_GOAL_: In the essay on the "original sin" of liberalism, which book by Pierre Manent traces liberalism back to seventeenth-century England?

_SOURCE_:
⁂
Political theory and the "original sin" of liberalism
Why even contemporary progressive thought can't get us beyond Hobbes, Locke, and the "war of all against all" in the state of nature
Why has liberalism en bloc – and liberal democracy in particular - reached a state of terminal crisis?
In a recent essay I reviewed political theorist Patrick Deneen’s much discussed new book Regime Change: Toward a Postliberal Future in pushing the argument that while his analysis is right on, his prescriptions seem rather factitious as well as fanciful. In my next offering I intend indeed to show the new terrain we must enter (one in which Deneen perhaps feared to tread).
But first we must ask a profound and even primordial kind of question: did the tradition of liberalism itself emerge with a fatal kind of “birth defect” - an “original sin” - that now in the late modern era is hastening its senescence and leading up to a catastrophic climax?
Such a question is neither impertinent nor merely speculative. From Marx forward both conservative and progressive figures have in various formats entertained such a proposition, even while liberalism, broadly conceived, has won skirmish after skirmish in the ongoing war of political ideas and ideologies.
Evaluating both the heritage and the indwelling flaws of liberalism have been compounded by many factors. But the basic problem is what we mean by “liberalism” itself. The second is the past and present confusion of liberalism with even more diffuse notions such as “democracy” and with the equally fraught economic binary of “capitalism” versus “socialism”. The third, of course, is the relatively recent association of the word “liberalism” in the popular mind with left-wing politics in general, which in response has garnered the familiar moniker “progressivism”.
The last two questions do not require our consideration here. But the first one quite recently has drawn unprecedented attention, and it is by going back to beginnings that we may shed some serious light on why liberalism after all these centuries is so patently floundering.
Deneen’s anatomy of early liberalism depends in many respects on the brilliant study of French political thinker Pierre Manent, who in An Intellectual History of Liberalism traces the theory back to the political turmoil in England during the seventeenth century and the controversy between Hobbes and Locke over the relationship between “civil society” and the “state of nature”.
The controversy is, of course, quite familiar to political philosophers as well as political scientists. Hobbes envisaged the state of nature as a “war of all against all” and posited the need for an all-powerful “sovereign” in the person of a Stuart monarch to establish “artificially” a regime of law and order. Locke, who in contrast advocated for curbing the powers of the Stuart monarchs in the overthrow of James II during the Glorious Revolution of 1689, developed a theory that literally turned Hobbes upside down.
Ironically, both Hobbes the absolutist and Locke the “republican” can both be considered “liberals”. Liberalism, therefore, in Manent’s eyes has little to do with the axiom of limited government so much as it consists in a durable hypothesis concerning those configurations of power within the natural order of things from which political arrangements spring.
⁂
_INFORMATION SHOWN_:
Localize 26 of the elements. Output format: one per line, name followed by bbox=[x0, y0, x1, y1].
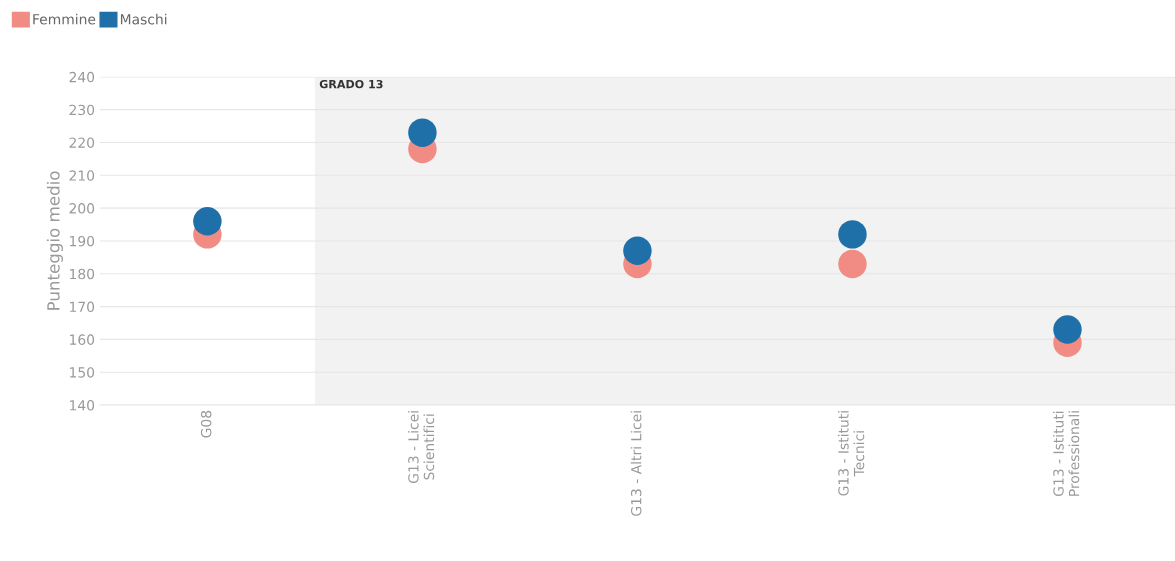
⁂
_WRITTEN RESPONSE_: An Intellectual History of Liberalism